• [Aim] Pull every line containing "診療情報提供書" from the entries.

• [Task inputs]
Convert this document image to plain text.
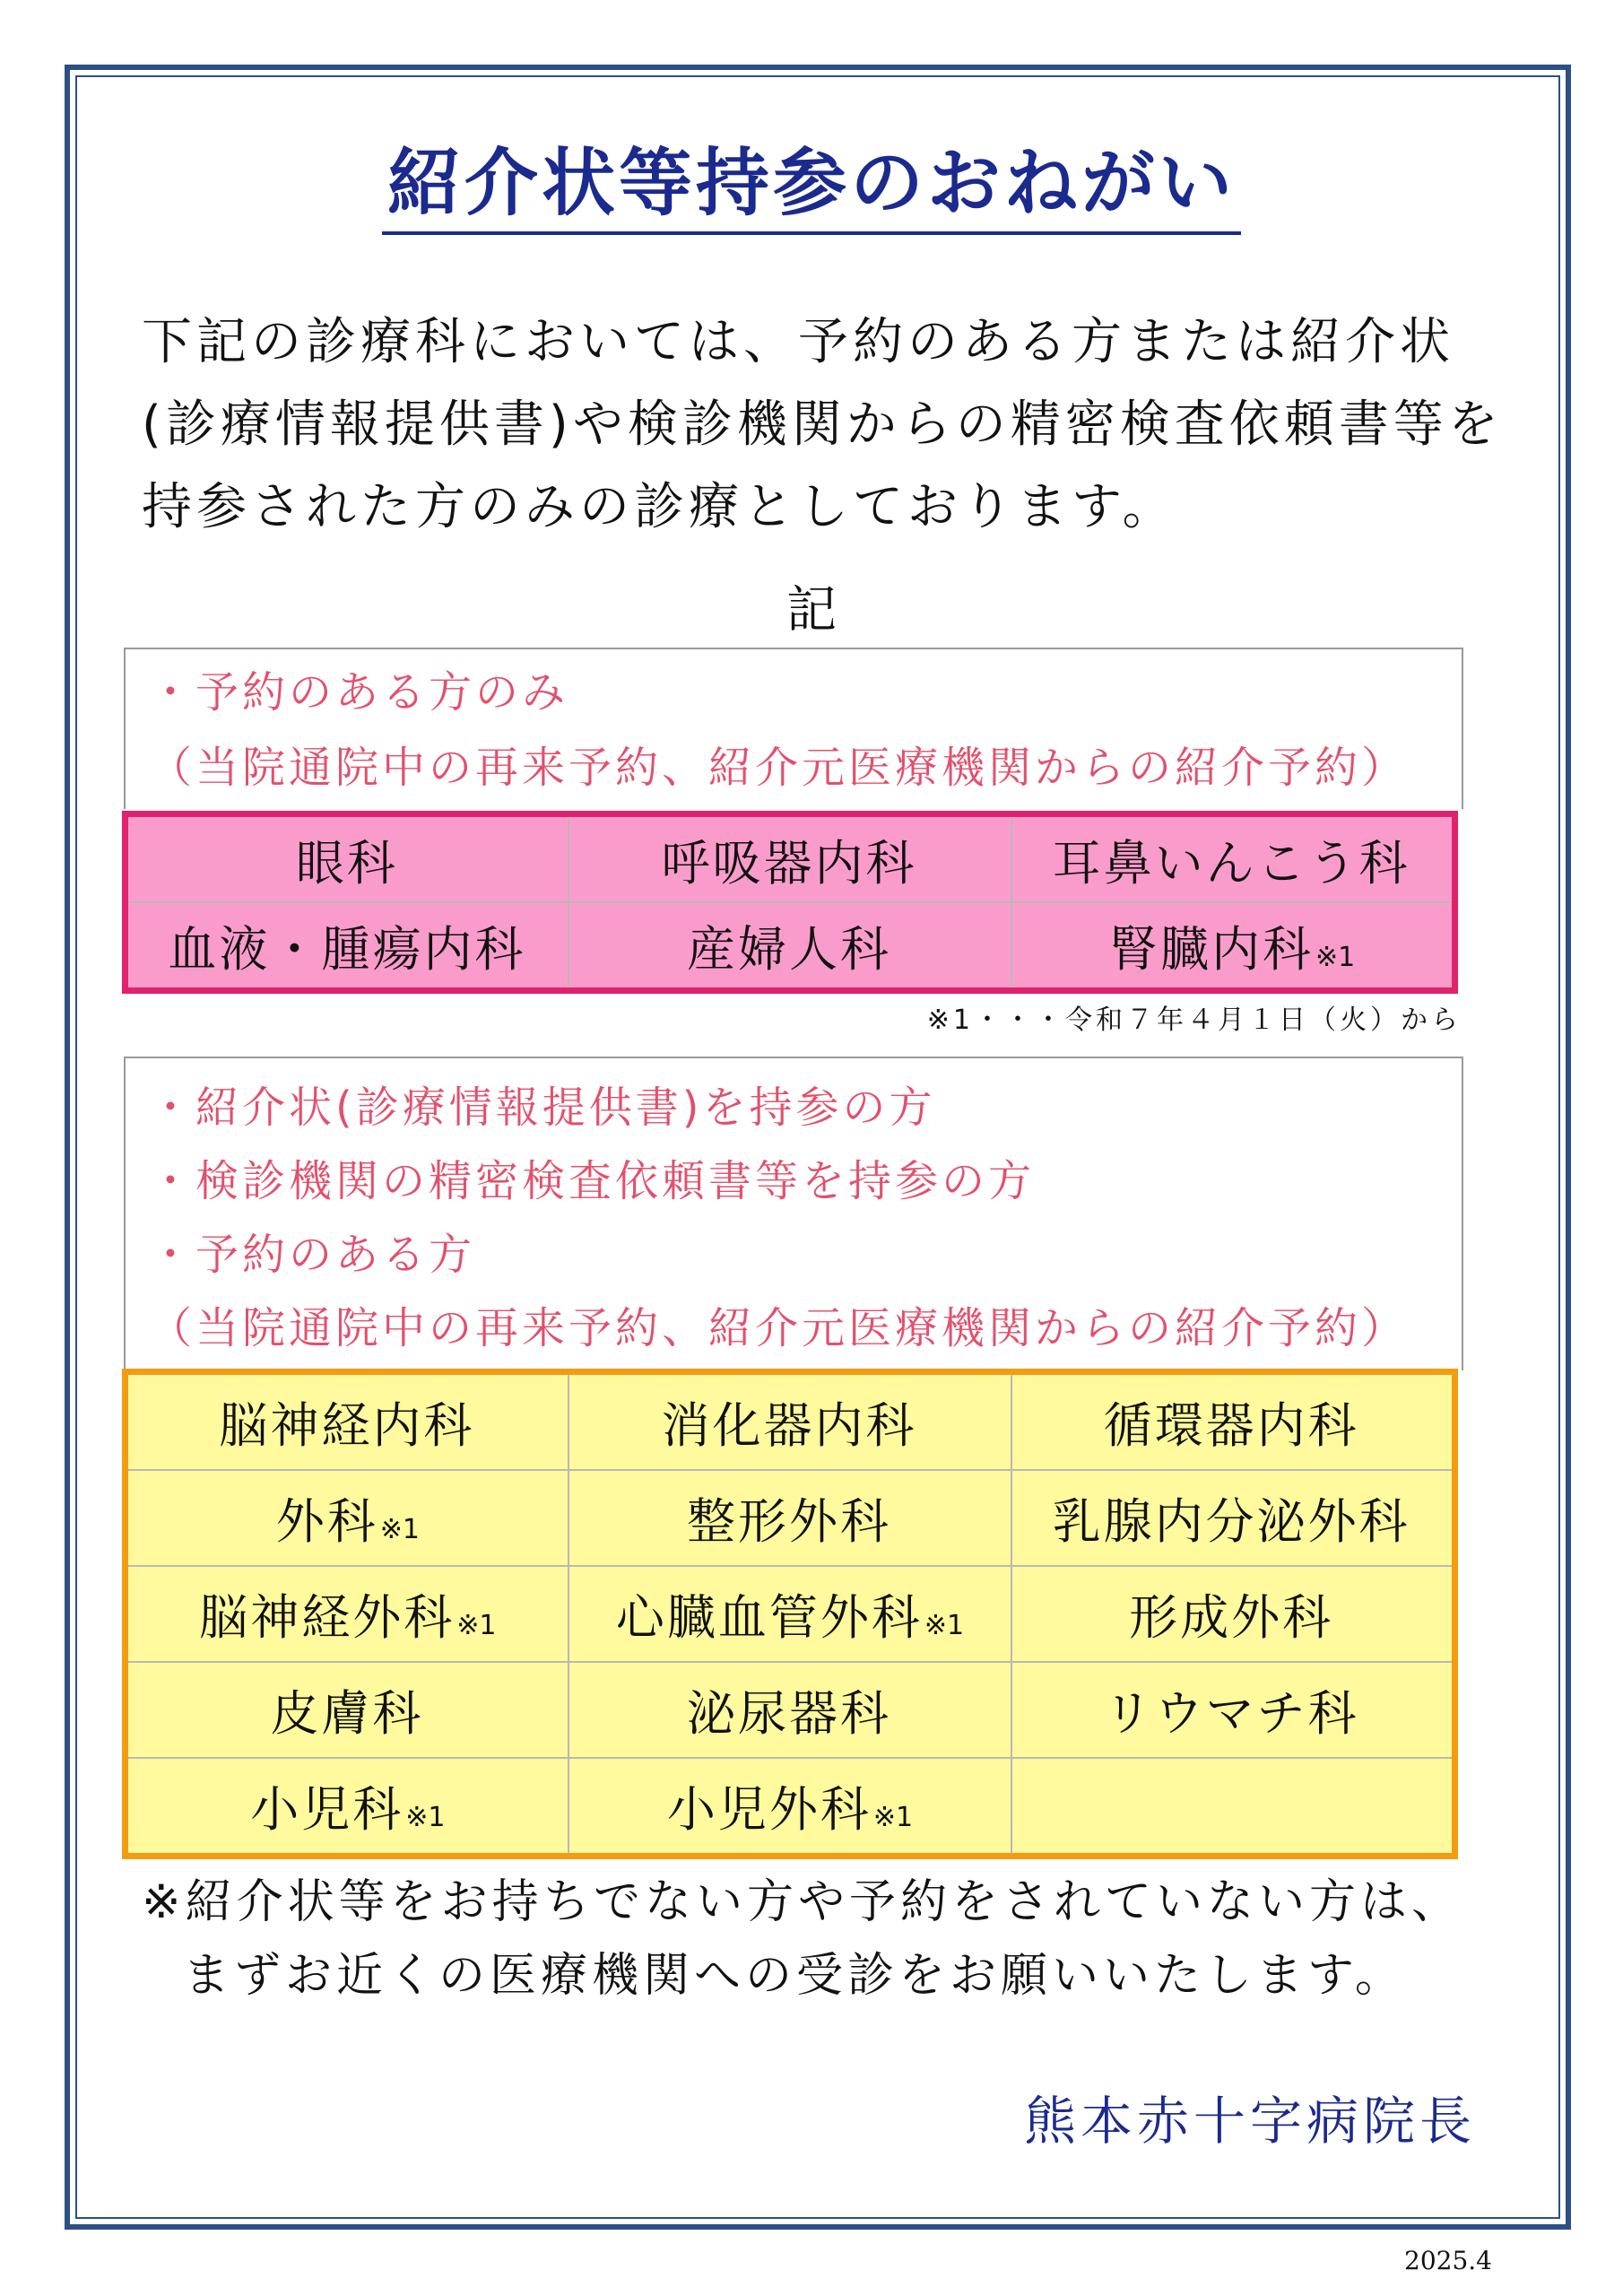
紹介状等持参のおねがい

下記の診療科においては、予約のある方または紹介状

(診療情報提供書)や検診機関からの精密検査依頼書等を

持参された方のみの診療としております。

記

・予約のある方のみ

（当院通院中の再来予約、紹介元医療機関からの紹介予約）

眼科	呼吸器内科	耳鼻いんこう科
血液・腫瘍内科	産婦人科	腎臓内科※1
※1・・・令和７年４月１日（火）から

・紹介状(診療情報提供書)を持参の方

・検診機関の精密検査依頼書等を持参の方

・予約のある方

（当院通院中の再来予約、紹介元医療機関からの紹介予約）

脳神経内科	消化器内科	循環器内科
外科※1	整形外科	乳腺内分泌外科
脳神経外科※1	心臓血管外科※1	形成外科
皮膚科	泌尿器科	リウマチ科
小児科※1	小児外科※1	

※紹介状等をお持ちでない方や予約をされていない方は、

まずお近くの医療機関への受診をお願いいたします。

熊本赤十字病院長
2025.4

• [Solution for this task]
(診療情報提供書)や検診機関からの精密検査依頼書等を
・紹介状(診療情報提供書)を持参の方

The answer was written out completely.